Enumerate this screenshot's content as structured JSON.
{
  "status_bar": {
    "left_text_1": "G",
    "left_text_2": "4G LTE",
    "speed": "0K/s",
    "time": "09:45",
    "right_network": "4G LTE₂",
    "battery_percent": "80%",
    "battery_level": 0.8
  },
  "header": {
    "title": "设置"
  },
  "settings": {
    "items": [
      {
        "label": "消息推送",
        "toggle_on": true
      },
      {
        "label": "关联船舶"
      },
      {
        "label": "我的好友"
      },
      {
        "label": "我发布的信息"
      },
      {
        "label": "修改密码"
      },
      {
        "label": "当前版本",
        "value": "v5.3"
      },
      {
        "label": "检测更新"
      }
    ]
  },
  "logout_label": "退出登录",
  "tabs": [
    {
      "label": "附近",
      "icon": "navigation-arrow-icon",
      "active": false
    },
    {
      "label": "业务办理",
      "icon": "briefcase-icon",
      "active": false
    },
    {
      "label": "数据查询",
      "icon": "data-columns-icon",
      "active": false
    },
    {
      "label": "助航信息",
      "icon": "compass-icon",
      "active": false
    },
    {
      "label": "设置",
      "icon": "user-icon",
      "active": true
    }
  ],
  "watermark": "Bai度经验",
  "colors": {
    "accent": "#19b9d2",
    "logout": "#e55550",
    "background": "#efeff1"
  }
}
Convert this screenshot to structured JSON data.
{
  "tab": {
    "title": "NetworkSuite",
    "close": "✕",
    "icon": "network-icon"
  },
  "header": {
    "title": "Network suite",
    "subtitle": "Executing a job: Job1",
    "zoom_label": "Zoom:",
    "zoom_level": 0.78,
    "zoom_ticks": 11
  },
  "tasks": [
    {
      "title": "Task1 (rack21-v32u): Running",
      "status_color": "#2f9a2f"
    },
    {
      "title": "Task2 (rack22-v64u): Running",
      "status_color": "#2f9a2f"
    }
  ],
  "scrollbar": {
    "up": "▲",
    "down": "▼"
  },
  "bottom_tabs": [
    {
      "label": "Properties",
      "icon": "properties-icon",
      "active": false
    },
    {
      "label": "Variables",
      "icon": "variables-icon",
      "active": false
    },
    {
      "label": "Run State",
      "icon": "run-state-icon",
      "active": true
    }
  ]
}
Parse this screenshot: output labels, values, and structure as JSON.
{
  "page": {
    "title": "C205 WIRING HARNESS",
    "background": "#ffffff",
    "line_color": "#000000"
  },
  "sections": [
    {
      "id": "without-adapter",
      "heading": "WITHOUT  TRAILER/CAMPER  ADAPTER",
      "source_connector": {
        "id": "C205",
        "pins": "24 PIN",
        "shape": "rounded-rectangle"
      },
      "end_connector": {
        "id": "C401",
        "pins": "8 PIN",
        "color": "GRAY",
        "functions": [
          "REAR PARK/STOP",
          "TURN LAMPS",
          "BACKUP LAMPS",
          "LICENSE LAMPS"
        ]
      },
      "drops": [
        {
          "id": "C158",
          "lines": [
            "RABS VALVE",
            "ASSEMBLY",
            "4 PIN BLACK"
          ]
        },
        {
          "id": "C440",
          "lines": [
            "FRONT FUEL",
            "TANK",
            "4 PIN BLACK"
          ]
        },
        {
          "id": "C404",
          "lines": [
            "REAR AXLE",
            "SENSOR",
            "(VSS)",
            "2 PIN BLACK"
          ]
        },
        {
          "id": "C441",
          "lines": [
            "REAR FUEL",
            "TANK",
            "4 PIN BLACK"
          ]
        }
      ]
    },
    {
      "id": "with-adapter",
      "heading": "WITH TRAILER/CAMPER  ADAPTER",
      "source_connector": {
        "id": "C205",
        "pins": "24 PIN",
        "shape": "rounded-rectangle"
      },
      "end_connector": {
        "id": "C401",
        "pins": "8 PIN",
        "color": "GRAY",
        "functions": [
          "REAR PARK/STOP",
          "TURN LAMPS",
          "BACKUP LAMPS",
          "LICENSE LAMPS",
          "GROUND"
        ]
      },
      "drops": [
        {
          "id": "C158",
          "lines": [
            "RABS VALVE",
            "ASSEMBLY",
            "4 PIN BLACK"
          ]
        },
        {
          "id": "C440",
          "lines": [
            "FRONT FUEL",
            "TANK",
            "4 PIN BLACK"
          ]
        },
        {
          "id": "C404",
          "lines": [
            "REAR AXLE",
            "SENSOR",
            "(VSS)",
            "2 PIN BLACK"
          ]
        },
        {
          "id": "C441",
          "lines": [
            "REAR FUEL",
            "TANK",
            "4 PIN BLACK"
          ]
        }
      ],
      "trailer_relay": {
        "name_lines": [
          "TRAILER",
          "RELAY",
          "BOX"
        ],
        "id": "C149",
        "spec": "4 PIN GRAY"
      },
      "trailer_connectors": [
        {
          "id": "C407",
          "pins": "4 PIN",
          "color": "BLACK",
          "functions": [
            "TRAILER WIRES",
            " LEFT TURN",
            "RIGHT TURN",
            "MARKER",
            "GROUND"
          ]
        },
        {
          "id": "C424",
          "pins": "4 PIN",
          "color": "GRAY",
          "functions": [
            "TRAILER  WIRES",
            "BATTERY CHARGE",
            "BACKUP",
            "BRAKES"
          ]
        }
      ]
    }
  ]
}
· · · ·
Problem requirements ->
Using the data above, output each line exactly.

Full response ->
Enumerate this screenshot's content as structured JSON.
{
  "status_bar": {
    "left_text_1": "G",
    "left_text_2": "4G LTE",
    "speed": "0K/s",
    "time": "09:45",
    "right_network": "4G LTE₂",
    "battery_percent": "80%",
    "battery_level": 0.8
  },
  "header": {
    "title": "设置"
  },
  "settings": {
    "items": [
      {
        "label": "消息推送",
        "toggle_on": true
      },
      {
        "label": "关联船舶"
      },
      {
        "label": "我的好友"
      },
      {
        "label": "我发布的信息"
      },
      {
        "label": "修改密码"
      },
      {
        "label": "当前版本",
        "value": "v5.3"
      },
      {
        "label": "检测更新"
      }
    ]
  },
  "logout_label": "退出登录",
  "tabs": [
    {
      "label": "附近",
      "icon": "navigation-arrow-icon",
      "active": false
    },
    {
      "label": "业务办理",
      "icon": "briefcase-icon",
      "active": false
    },
    {
      "label": "数据查询",
      "icon": "data-columns-icon",
      "active": false
    },
    {
      "label": "助航信息",
      "icon": "compass-icon",
      "active": false
    },
    {
      "label": "设置",
      "icon": "user-icon",
      "active": true
    }
  ],
  "watermark": "Bai度经验",
  "colors": {
    "accent": "#19b9d2",
    "logout": "#e55550",
    "background": "#efeff1"
  }
}
Convert this screenshot to structured JSON data.
{
  "tab": {
    "title": "NetworkSuite",
    "close": "✕",
    "icon": "network-icon"
  },
  "header": {
    "title": "Network suite",
    "subtitle": "Executing a job: Job1",
    "zoom_label": "Zoom:",
    "zoom_level": 0.78,
    "zoom_ticks": 11
  },
  "tasks": [
    {
      "title": "Task1 (rack21-v32u): Running",
      "status_color": "#2f9a2f"
    },
    {
      "title": "Task2 (rack22-v64u): Running",
      "status_color": "#2f9a2f"
    }
  ],
  "scrollbar": {
    "up": "▲",
    "down": "▼"
  },
  "bottom_tabs": [
    {
      "label": "Properties",
      "icon": "properties-icon",
      "active": false
    },
    {
      "label": "Variables",
      "icon": "variables-icon",
      "active": false
    },
    {
      "label": "Run State",
      "icon": "run-state-icon",
      "active": true
    }
  ]
}
Parse this screenshot: output labels, values, and structure as JSON.
{
  "page": {
    "title": "C205 WIRING HARNESS",
    "background": "#ffffff",
    "line_color": "#000000"
  },
  "sections": [
    {
      "id": "without-adapter",
      "heading": "WITHOUT  TRAILER/CAMPER  ADAPTER",
      "source_connector": {
        "id": "C205",
        "pins": "24 PIN",
        "shape": "rounded-rectangle"
      },
      "end_connector": {
        "id": "C401",
        "pins": "8 PIN",
        "color": "GRAY",
        "functions": [
          "REAR PARK/STOP",
          "TURN LAMPS",
          "BACKUP LAMPS",
          "LICENSE LAMPS"
        ]
      },
      "drops": [
        {
          "id": "C158",
          "lines": [
            "RABS VALVE",
            "ASSEMBLY",
            "4 PIN BLACK"
          ]
        },
        {
          "id": "C440",
          "lines": [
            "FRONT FUEL",
            "TANK",
            "4 PIN BLACK"
          ]
        },
        {
          "id": "C404",
          "lines": [
            "REAR AXLE",
            "SENSOR",
            "(VSS)",
            "2 PIN BLACK"
          ]
        },
        {
          "id": "C441",
          "lines": [
            "REAR FUEL",
            "TANK",
            "4 PIN BLACK"
          ]
        }
      ]
    },
    {
      "id": "with-adapter",
      "heading": "WITH TRAILER/CAMPER  ADAPTER",
      "source_connector": {
        "id": "C205",
        "pins": "24 PIN",
        "shape": "rounded-rectangle"
      },
      "end_connector": {
        "id": "C401",
        "pins": "8 PIN",
        "color": "GRAY",
        "functions": [
          "REAR PARK/STOP",
          "TURN LAMPS",
          "BACKUP LAMPS",
          "LICENSE LAMPS",
          "GROUND"
        ]
      },
      "drops": [
        {
          "id": "C158",
          "lines": [
            "RABS VALVE",
            "ASSEMBLY",
            "4 PIN BLACK"
          ]
        },
        {
          "id": "C440",
          "lines": [
            "FRONT FUEL",
            "TANK",
            "4 PIN BLACK"
          ]
        },
        {
          "id": "C404",
          "lines": [
            "REAR AXLE",
            "SENSOR",
            "(VSS)",
            "2 PIN BLACK"
          ]
        },
        {
          "id": "C441",
          "lines": [
            "REAR FUEL",
            "TANK",
            "4 PIN BLACK"
          ]
        }
      ],
      "trailer_relay": {
        "name_lines": [
          "TRAILER",
          "RELAY",
          "BOX"
        ],
        "id": "C149",
        "spec": "4 PIN GRAY"
      },
      "trailer_connectors": [
        {
          "id": "C407",
          "pins": "4 PIN",
          "color": "BLACK",
          "functions": [
            "TRAILER WIRES",
            " LEFT TURN",
            "RIGHT TURN",
            "MARKER",
            "GROUND"
          ]
        },
        {
          "id": "C424",
          "pins": "4 PIN",
          "color": "GRAY",
          "functions": [
            "TRAILER  WIRES",
            "BATTERY CHARGE",
            "BACKUP",
            "BRAKES"
          ]
        }
      ]
    }
  ]
}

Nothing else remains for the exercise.